Records to use ▸
## Start

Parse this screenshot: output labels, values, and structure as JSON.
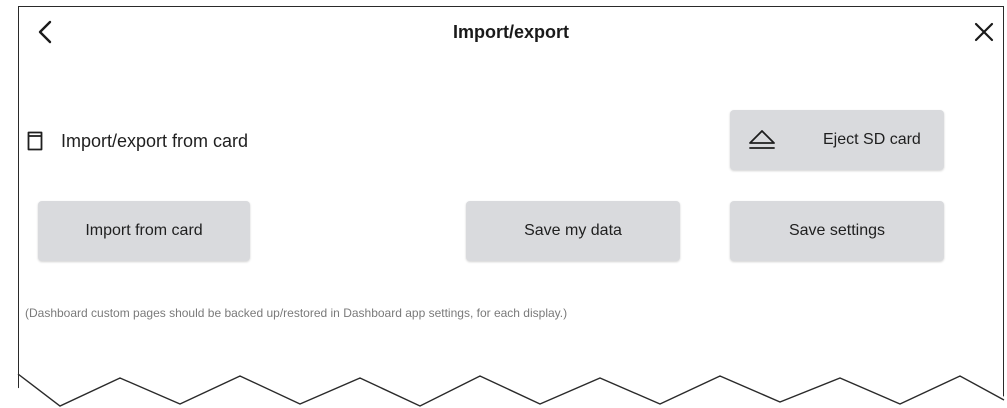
{
  "header": {
    "title": "Import/export",
    "back_icon": "chevron-left-icon",
    "close_icon": "close-icon"
  },
  "section": {
    "icon": "sd-card-icon",
    "label": "Import/export from card"
  },
  "buttons": {
    "eject_label": "Eject SD card",
    "eject_icon": "eject-icon",
    "import_label": "Import from card",
    "save_data_label": "Save my data",
    "save_settings_label": "Save settings"
  },
  "note": "(Dashboard custom pages should be backed up/restored in Dashboard app settings, for each display.)",
  "colors": {
    "button_bg": "#d9dadd",
    "note_text": "#7a7a7a",
    "title_text": "#1a1a1a"
  }
}
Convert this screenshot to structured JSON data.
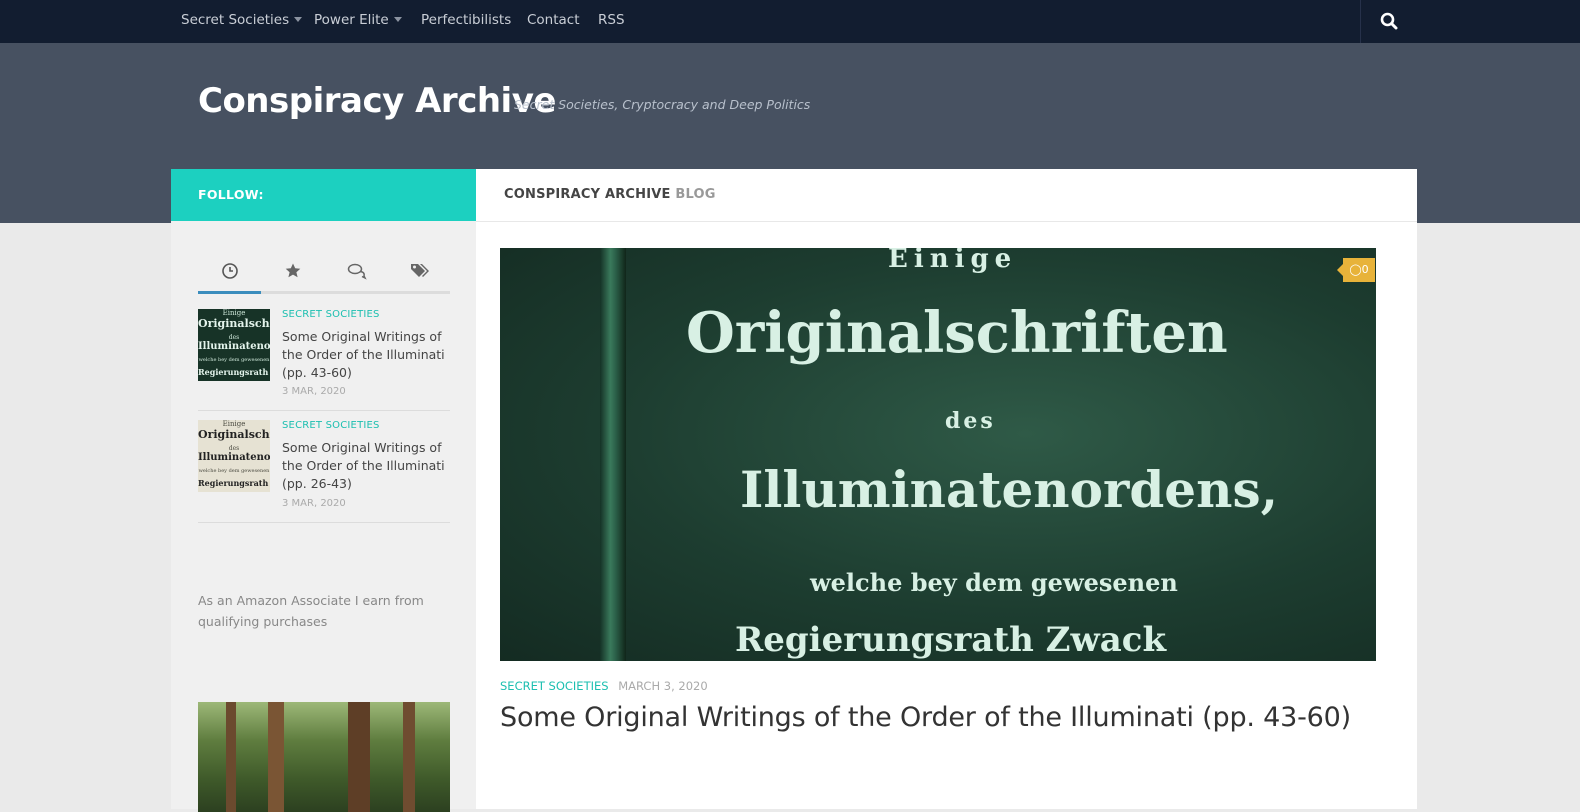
{
  "nav": {
    "items": [
      {
        "label": "Secret Societies",
        "dropdown": true
      },
      {
        "label": "Power Elite",
        "dropdown": true
      },
      {
        "label": "Perfectibilists",
        "dropdown": false
      },
      {
        "label": "Contact",
        "dropdown": false
      },
      {
        "label": "RSS",
        "dropdown": false
      }
    ],
    "search_icon": "search-icon"
  },
  "site": {
    "title": "Conspiracy Archive",
    "tagline": "Secret Societies, Cryptocracy and Deep Politics"
  },
  "sidebar": {
    "follow_label": "FOLLOW:",
    "tabs": [
      {
        "icon": "clock-icon",
        "active": true
      },
      {
        "icon": "star-icon",
        "active": false
      },
      {
        "icon": "comments-icon",
        "active": false
      },
      {
        "icon": "tags-icon",
        "active": false
      }
    ],
    "recent_posts": [
      {
        "category": "SECRET SOCIETIES",
        "title": "Some Original Writings of the Order of the Illuminati (pp. 43-60)",
        "date": "3 MAR, 2020",
        "thumb_style": "dark"
      },
      {
        "category": "SECRET SOCIETIES",
        "title": "Some Original Writings of the Order of the Illuminati (pp. 26-43)",
        "date": "3 MAR, 2020",
        "thumb_style": "light"
      }
    ],
    "amazon_note": "As an Amazon Associate I earn from qualifying purchases"
  },
  "main": {
    "heading_primary": "CONSPIRACY ARCHIVE",
    "heading_secondary": "BLOG",
    "featured": {
      "image_lines": [
        "Einige",
        "Originalschriften",
        "des",
        "Illuminatenordens,",
        "welche bey dem gewesenen",
        "Regierungsrath Zwack"
      ],
      "comment_count": "0",
      "category": "SECRET SOCIETIES",
      "date": "MARCH 3, 2020",
      "title": "Some Original Writings of the Order of the Illuminati (pp. 43-60)"
    }
  },
  "colors": {
    "nav_bg": "#121d30",
    "header_bg": "#475161",
    "accent_teal": "#1cd0c0",
    "tab_active": "#3b8dbd",
    "badge": "#e8b33a"
  }
}
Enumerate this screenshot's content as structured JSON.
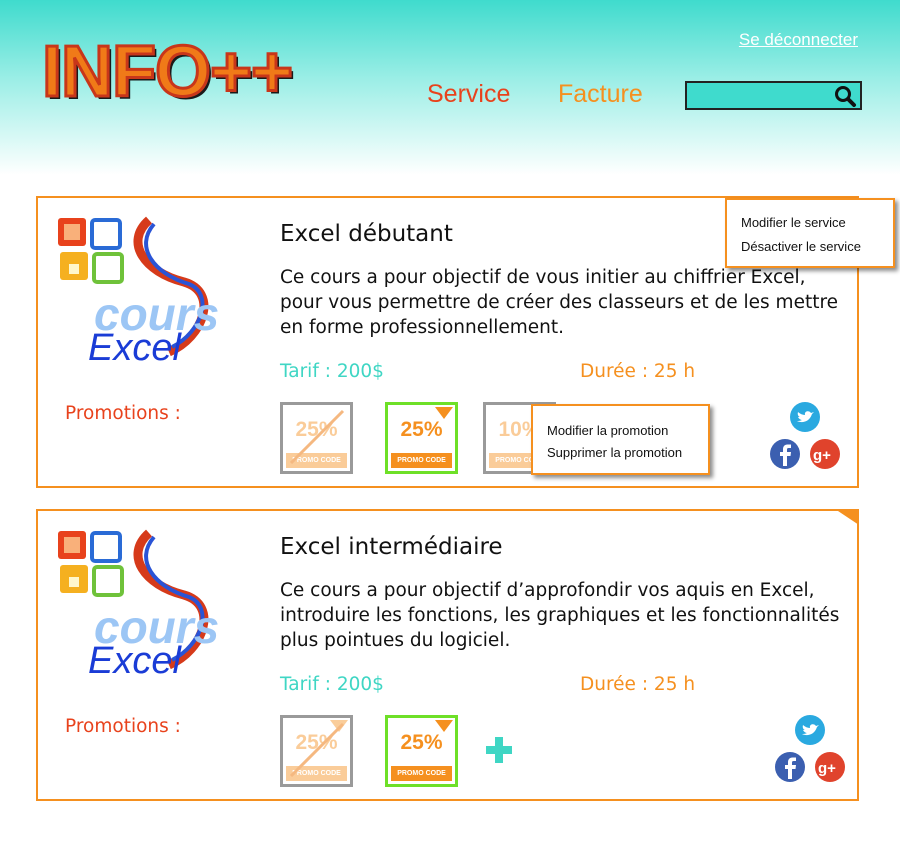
{
  "header": {
    "logo_text": "INFO++",
    "logout_label": "Se déconnecter",
    "nav": {
      "service": "Service",
      "facture": "Facture"
    },
    "search": {
      "value": "",
      "placeholder": ""
    }
  },
  "courses": [
    {
      "logo_words": {
        "cours": "cours",
        "excel": "Excel"
      },
      "title": "Excel débutant",
      "description": "Ce cours a pour objectif de vous initier au chiffrier Excel, pour vous permettre de créer des classeurs et de les mettre en forme professionnellement.",
      "tarif": "Tarif : 200$",
      "duree": "Durée : 25 h",
      "promos_label": "Promotions :",
      "promos": [
        {
          "value": "25%",
          "code": "PROMO CODE"
        },
        {
          "value": "25%",
          "code": "PROMO CODE"
        },
        {
          "value": "10%",
          "code": "PROMO CODE"
        }
      ],
      "service_menu": {
        "modify": "Modifier le service",
        "deactivate": "Désactiver le service"
      },
      "promo_menu": {
        "modify": "Modifier la promotion",
        "delete": "Supprimer la promotion"
      }
    },
    {
      "logo_words": {
        "cours": "cours",
        "excel": "Excel"
      },
      "title": "Excel intermédiaire",
      "description": "Ce cours a pour objectif d’approfondir vos aquis en Excel, introduire les fonctions, les graphiques et les fonctionnalités plus pointues du logiciel.",
      "tarif": "Tarif : 200$",
      "duree": "Durée : 25 h",
      "promos_label": "Promotions :",
      "promos": [
        {
          "value": "25%",
          "code": "PROMO CODE"
        },
        {
          "value": "25%",
          "code": "PROMO CODE"
        }
      ]
    }
  ],
  "colors": {
    "accent_orange": "#f5901f",
    "accent_red": "#e8421c",
    "accent_teal": "#3fd6c4",
    "active_green": "#6ee028"
  },
  "icons": [
    "search-icon",
    "twitter-icon",
    "facebook-icon",
    "google-plus-icon",
    "add-promo-icon"
  ]
}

## End

Task details ▸ Write the listing out a second time exactly, dropping all images.

Response to this task ▸
Parse this screenshot: output labels, values, and structure as JSON.
{
  "header": {
    "title": "Import/export",
    "back_icon": "chevron-left-icon",
    "close_icon": "close-icon"
  },
  "section": {
    "icon": "sd-card-icon",
    "label": "Import/export from card"
  },
  "buttons": {
    "eject_label": "Eject SD card",
    "eject_icon": "eject-icon",
    "import_label": "Import from card",
    "save_data_label": "Save my data",
    "save_settings_label": "Save settings"
  },
  "note": "(Dashboard custom pages should be backed up/restored in Dashboard app settings, for each display.)",
  "colors": {
    "button_bg": "#d9dadd",
    "note_text": "#7a7a7a",
    "title_text": "#1a1a1a"
  }
}
Convert this screenshot to structured JSON data.
{
  "nav": {
    "items": [
      {
        "label": "Secret Societies",
        "dropdown": true
      },
      {
        "label": "Power Elite",
        "dropdown": true
      },
      {
        "label": "Perfectibilists",
        "dropdown": false
      },
      {
        "label": "Contact",
        "dropdown": false
      },
      {
        "label": "RSS",
        "dropdown": false
      }
    ],
    "search_icon": "search-icon"
  },
  "site": {
    "title": "Conspiracy Archive",
    "tagline": "Secret Societies, Cryptocracy and Deep Politics"
  },
  "sidebar": {
    "follow_label": "FOLLOW:",
    "tabs": [
      {
        "icon": "clock-icon",
        "active": true
      },
      {
        "icon": "star-icon",
        "active": false
      },
      {
        "icon": "comments-icon",
        "active": false
      },
      {
        "icon": "tags-icon",
        "active": false
      }
    ],
    "recent_posts": [
      {
        "category": "SECRET SOCIETIES",
        "title": "Some Original Writings of the Order of the Illuminati (pp. 43-60)",
        "date": "3 MAR, 2020",
        "thumb_style": "dark"
      },
      {
        "category": "SECRET SOCIETIES",
        "title": "Some Original Writings of the Order of the Illuminati (pp. 26-43)",
        "date": "3 MAR, 2020",
        "thumb_style": "light"
      }
    ],
    "amazon_note": "As an Amazon Associate I earn from qualifying purchases"
  },
  "main": {
    "heading_primary": "CONSPIRACY ARCHIVE",
    "heading_secondary": "BLOG",
    "featured": {
      "image_lines": [
        "Einige",
        "Originalschriften",
        "des",
        "Illuminatenordens,",
        "welche bey dem gewesenen",
        "Regierungsrath Zwack"
      ],
      "comment_count": "0",
      "category": "SECRET SOCIETIES",
      "date": "MARCH 3, 2020",
      "title": "Some Original Writings of the Order of the Illuminati (pp. 43-60)"
    }
  },
  "colors": {
    "nav_bg": "#121d30",
    "header_bg": "#475161",
    "accent_teal": "#1cd0c0",
    "tab_active": "#3b8dbd",
    "badge": "#e8b33a"
  }
}
Enumerate this screenshot's content as structured JSON.
{
  "header": {
    "logo_text": "INFO++",
    "logout_label": "Se déconnecter",
    "nav": {
      "service": "Service",
      "facture": "Facture"
    },
    "search": {
      "value": "",
      "placeholder": ""
    }
  },
  "courses": [
    {
      "logo_words": {
        "cours": "cours",
        "excel": "Excel"
      },
      "title": "Excel débutant",
      "description": "Ce cours a pour objectif de vous initier au chiffrier Excel, pour vous permettre de créer des classeurs et de les mettre en forme professionnellement.",
      "tarif": "Tarif : 200$",
      "duree": "Durée : 25 h",
      "promos_label": "Promotions :",
      "promos": [
        {
          "value": "25%",
          "code": "PROMO CODE"
        },
        {
          "value": "25%",
          "code": "PROMO CODE"
        },
        {
          "value": "10%",
          "code": "PROMO CODE"
        }
      ],
      "service_menu": {
        "modify": "Modifier le service",
        "deactivate": "Désactiver le service"
      },
      "promo_menu": {
        "modify": "Modifier la promotion",
        "delete": "Supprimer la promotion"
      }
    },
    {
      "logo_words": {
        "cours": "cours",
        "excel": "Excel"
      },
      "title": "Excel intermédiaire",
      "description": "Ce cours a pour objectif d’approfondir vos aquis en Excel, introduire les fonctions, les graphiques et les fonctionnalités plus pointues du logiciel.",
      "tarif": "Tarif : 200$",
      "duree": "Durée : 25 h",
      "promos_label": "Promotions :",
      "promos": [
        {
          "value": "25%",
          "code": "PROMO CODE"
        },
        {
          "value": "25%",
          "code": "PROMO CODE"
        }
      ]
    }
  ],
  "colors": {
    "accent_orange": "#f5901f",
    "accent_red": "#e8421c",
    "accent_teal": "#3fd6c4",
    "active_green": "#6ee028"
  },
  "icons": [
    "search-icon",
    "twitter-icon",
    "facebook-icon",
    "google-plus-icon",
    "add-promo-icon"
  ]
}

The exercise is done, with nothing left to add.